Data extracted from a collection
>> begin

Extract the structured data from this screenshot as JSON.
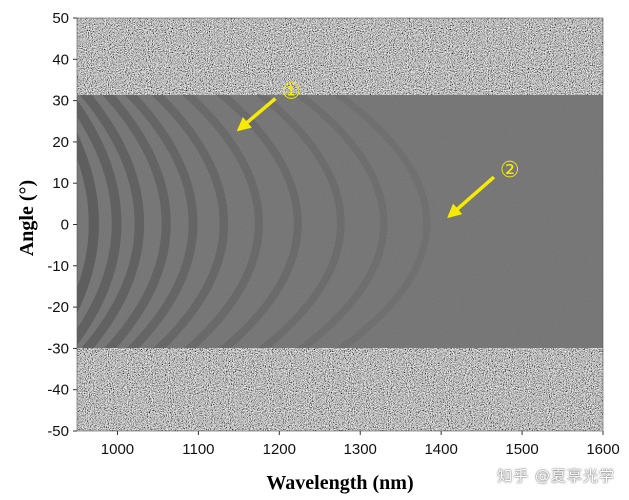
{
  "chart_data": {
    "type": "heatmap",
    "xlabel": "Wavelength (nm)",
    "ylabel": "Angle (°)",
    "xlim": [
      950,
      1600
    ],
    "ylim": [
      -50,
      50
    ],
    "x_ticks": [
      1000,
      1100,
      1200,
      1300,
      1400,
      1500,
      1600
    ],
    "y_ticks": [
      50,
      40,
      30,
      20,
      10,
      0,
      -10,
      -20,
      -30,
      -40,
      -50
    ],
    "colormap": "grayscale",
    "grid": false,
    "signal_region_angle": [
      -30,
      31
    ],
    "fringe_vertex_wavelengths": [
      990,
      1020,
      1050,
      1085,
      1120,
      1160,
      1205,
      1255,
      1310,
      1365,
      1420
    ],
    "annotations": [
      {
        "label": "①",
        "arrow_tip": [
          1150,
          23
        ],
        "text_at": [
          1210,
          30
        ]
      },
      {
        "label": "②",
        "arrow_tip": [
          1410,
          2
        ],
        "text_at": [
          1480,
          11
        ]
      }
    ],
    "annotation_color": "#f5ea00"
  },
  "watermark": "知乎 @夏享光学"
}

>> end

▶ [What is required]
Leave out the pictures and print each record exactly as it stands.

▶ [Response to this task]
Extract the structured data from this screenshot as JSON.
{
  "chart_data": {
    "type": "heatmap",
    "xlabel": "Wavelength (nm)",
    "ylabel": "Angle (°)",
    "xlim": [
      950,
      1600
    ],
    "ylim": [
      -50,
      50
    ],
    "x_ticks": [
      1000,
      1100,
      1200,
      1300,
      1400,
      1500,
      1600
    ],
    "y_ticks": [
      50,
      40,
      30,
      20,
      10,
      0,
      -10,
      -20,
      -30,
      -40,
      -50
    ],
    "colormap": "grayscale",
    "grid": false,
    "signal_region_angle": [
      -30,
      31
    ],
    "fringe_vertex_wavelengths": [
      990,
      1020,
      1050,
      1085,
      1120,
      1160,
      1205,
      1255,
      1310,
      1365,
      1420
    ],
    "annotations": [
      {
        "label": "①",
        "arrow_tip": [
          1150,
          23
        ],
        "text_at": [
          1210,
          30
        ]
      },
      {
        "label": "②",
        "arrow_tip": [
          1410,
          2
        ],
        "text_at": [
          1480,
          11
        ]
      }
    ],
    "annotation_color": "#f5ea00"
  },
  "watermark": "知乎 @夏享光学"
}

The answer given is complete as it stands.